● The problem:
Copy out each line below exactly as it appears.

● Source records:
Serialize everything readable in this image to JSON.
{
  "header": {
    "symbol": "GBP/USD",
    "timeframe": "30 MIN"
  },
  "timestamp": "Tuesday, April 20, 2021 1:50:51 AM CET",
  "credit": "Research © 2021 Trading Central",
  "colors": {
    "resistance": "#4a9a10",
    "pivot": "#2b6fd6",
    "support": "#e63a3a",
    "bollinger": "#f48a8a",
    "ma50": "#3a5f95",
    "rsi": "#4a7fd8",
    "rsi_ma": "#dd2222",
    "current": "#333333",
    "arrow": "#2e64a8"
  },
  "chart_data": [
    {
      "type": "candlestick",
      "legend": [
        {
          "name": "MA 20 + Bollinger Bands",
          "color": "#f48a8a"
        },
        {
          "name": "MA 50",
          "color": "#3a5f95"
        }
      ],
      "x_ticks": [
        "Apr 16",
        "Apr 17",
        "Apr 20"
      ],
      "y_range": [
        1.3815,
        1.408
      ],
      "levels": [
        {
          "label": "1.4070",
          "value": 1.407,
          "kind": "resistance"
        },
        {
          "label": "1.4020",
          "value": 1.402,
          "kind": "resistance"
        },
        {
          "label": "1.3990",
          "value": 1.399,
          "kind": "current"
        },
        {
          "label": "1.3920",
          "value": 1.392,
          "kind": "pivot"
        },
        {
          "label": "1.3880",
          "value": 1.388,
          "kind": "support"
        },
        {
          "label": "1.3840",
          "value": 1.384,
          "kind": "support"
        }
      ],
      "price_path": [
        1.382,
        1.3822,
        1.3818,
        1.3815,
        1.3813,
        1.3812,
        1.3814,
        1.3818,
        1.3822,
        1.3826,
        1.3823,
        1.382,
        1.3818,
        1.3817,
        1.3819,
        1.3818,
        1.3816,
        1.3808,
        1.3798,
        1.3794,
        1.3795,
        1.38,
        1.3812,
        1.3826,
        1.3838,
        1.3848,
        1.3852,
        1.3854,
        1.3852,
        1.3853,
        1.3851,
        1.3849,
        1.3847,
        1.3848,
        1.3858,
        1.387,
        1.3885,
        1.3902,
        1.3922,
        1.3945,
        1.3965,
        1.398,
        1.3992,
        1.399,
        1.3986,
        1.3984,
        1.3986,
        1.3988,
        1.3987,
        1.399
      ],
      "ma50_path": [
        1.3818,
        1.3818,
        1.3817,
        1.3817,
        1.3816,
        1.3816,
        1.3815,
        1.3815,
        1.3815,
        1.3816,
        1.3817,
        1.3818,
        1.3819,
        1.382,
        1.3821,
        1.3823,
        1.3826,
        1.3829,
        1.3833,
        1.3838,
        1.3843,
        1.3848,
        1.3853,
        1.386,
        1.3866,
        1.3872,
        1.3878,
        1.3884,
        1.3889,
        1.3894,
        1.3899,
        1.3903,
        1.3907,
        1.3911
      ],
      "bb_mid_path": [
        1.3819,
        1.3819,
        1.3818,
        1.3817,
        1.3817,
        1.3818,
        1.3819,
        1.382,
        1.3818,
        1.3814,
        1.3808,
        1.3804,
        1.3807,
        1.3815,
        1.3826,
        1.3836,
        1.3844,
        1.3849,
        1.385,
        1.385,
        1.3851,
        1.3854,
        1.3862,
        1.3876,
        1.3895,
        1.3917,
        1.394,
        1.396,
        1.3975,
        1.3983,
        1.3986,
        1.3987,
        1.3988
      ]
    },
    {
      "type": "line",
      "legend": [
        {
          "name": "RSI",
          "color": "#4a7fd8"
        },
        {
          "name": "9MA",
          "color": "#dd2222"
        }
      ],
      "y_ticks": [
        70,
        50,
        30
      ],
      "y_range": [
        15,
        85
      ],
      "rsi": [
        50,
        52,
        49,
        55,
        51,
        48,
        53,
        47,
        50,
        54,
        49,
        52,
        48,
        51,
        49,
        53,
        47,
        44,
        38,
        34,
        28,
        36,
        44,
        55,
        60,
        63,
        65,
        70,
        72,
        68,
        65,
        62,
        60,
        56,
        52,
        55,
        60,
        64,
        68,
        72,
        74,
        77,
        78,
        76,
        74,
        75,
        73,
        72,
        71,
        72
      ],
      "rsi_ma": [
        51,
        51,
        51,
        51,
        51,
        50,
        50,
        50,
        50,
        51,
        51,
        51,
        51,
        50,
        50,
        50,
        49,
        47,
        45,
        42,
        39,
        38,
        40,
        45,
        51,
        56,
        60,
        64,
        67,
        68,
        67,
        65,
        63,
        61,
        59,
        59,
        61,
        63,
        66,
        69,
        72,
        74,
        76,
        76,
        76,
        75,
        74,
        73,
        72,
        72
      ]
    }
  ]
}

● Output for this exercise:
Serialize everything readable in this image to JSON.
{
  "header": {
    "symbol": "GBP/USD",
    "timeframe": "30 MIN"
  },
  "timestamp": "Tuesday, April 20, 2021 1:50:51 AM CET",
  "credit": "Research © 2021 Trading Central",
  "colors": {
    "resistance": "#4a9a10",
    "pivot": "#2b6fd6",
    "support": "#e63a3a",
    "bollinger": "#f48a8a",
    "ma50": "#3a5f95",
    "rsi": "#4a7fd8",
    "rsi_ma": "#dd2222",
    "current": "#333333",
    "arrow": "#2e64a8"
  },
  "chart_data": [
    {
      "type": "candlestick",
      "legend": [
        {
          "name": "MA 20 + Bollinger Bands",
          "color": "#f48a8a"
        },
        {
          "name": "MA 50",
          "color": "#3a5f95"
        }
      ],
      "x_ticks": [
        "Apr 16",
        "Apr 17",
        "Apr 20"
      ],
      "y_range": [
        1.3815,
        1.408
      ],
      "levels": [
        {
          "label": "1.4070",
          "value": 1.407,
          "kind": "resistance"
        },
        {
          "label": "1.4020",
          "value": 1.402,
          "kind": "resistance"
        },
        {
          "label": "1.3990",
          "value": 1.399,
          "kind": "current"
        },
        {
          "label": "1.3920",
          "value": 1.392,
          "kind": "pivot"
        },
        {
          "label": "1.3880",
          "value": 1.388,
          "kind": "support"
        },
        {
          "label": "1.3840",
          "value": 1.384,
          "kind": "support"
        }
      ],
      "price_path": [
        1.382,
        1.3822,
        1.3818,
        1.3815,
        1.3813,
        1.3812,
        1.3814,
        1.3818,
        1.3822,
        1.3826,
        1.3823,
        1.382,
        1.3818,
        1.3817,
        1.3819,
        1.3818,
        1.3816,
        1.3808,
        1.3798,
        1.3794,
        1.3795,
        1.38,
        1.3812,
        1.3826,
        1.3838,
        1.3848,
        1.3852,
        1.3854,
        1.3852,
        1.3853,
        1.3851,
        1.3849,
        1.3847,
        1.3848,
        1.3858,
        1.387,
        1.3885,
        1.3902,
        1.3922,
        1.3945,
        1.3965,
        1.398,
        1.3992,
        1.399,
        1.3986,
        1.3984,
        1.3986,
        1.3988,
        1.3987,
        1.399
      ],
      "ma50_path": [
        1.3818,
        1.3818,
        1.3817,
        1.3817,
        1.3816,
        1.3816,
        1.3815,
        1.3815,
        1.3815,
        1.3816,
        1.3817,
        1.3818,
        1.3819,
        1.382,
        1.3821,
        1.3823,
        1.3826,
        1.3829,
        1.3833,
        1.3838,
        1.3843,
        1.3848,
        1.3853,
        1.386,
        1.3866,
        1.3872,
        1.3878,
        1.3884,
        1.3889,
        1.3894,
        1.3899,
        1.3903,
        1.3907,
        1.3911
      ],
      "bb_mid_path": [
        1.3819,
        1.3819,
        1.3818,
        1.3817,
        1.3817,
        1.3818,
        1.3819,
        1.382,
        1.3818,
        1.3814,
        1.3808,
        1.3804,
        1.3807,
        1.3815,
        1.3826,
        1.3836,
        1.3844,
        1.3849,
        1.385,
        1.385,
        1.3851,
        1.3854,
        1.3862,
        1.3876,
        1.3895,
        1.3917,
        1.394,
        1.396,
        1.3975,
        1.3983,
        1.3986,
        1.3987,
        1.3988
      ]
    },
    {
      "type": "line",
      "legend": [
        {
          "name": "RSI",
          "color": "#4a7fd8"
        },
        {
          "name": "9MA",
          "color": "#dd2222"
        }
      ],
      "y_ticks": [
        70,
        50,
        30
      ],
      "y_range": [
        15,
        85
      ],
      "rsi": [
        50,
        52,
        49,
        55,
        51,
        48,
        53,
        47,
        50,
        54,
        49,
        52,
        48,
        51,
        49,
        53,
        47,
        44,
        38,
        34,
        28,
        36,
        44,
        55,
        60,
        63,
        65,
        70,
        72,
        68,
        65,
        62,
        60,
        56,
        52,
        55,
        60,
        64,
        68,
        72,
        74,
        77,
        78,
        76,
        74,
        75,
        73,
        72,
        71,
        72
      ],
      "rsi_ma": [
        51,
        51,
        51,
        51,
        51,
        50,
        50,
        50,
        50,
        51,
        51,
        51,
        51,
        50,
        50,
        50,
        49,
        47,
        45,
        42,
        39,
        38,
        40,
        45,
        51,
        56,
        60,
        64,
        67,
        68,
        67,
        65,
        63,
        61,
        59,
        59,
        61,
        63,
        66,
        69,
        72,
        74,
        76,
        76,
        76,
        75,
        74,
        73,
        72,
        72
      ]
    }
  ]
}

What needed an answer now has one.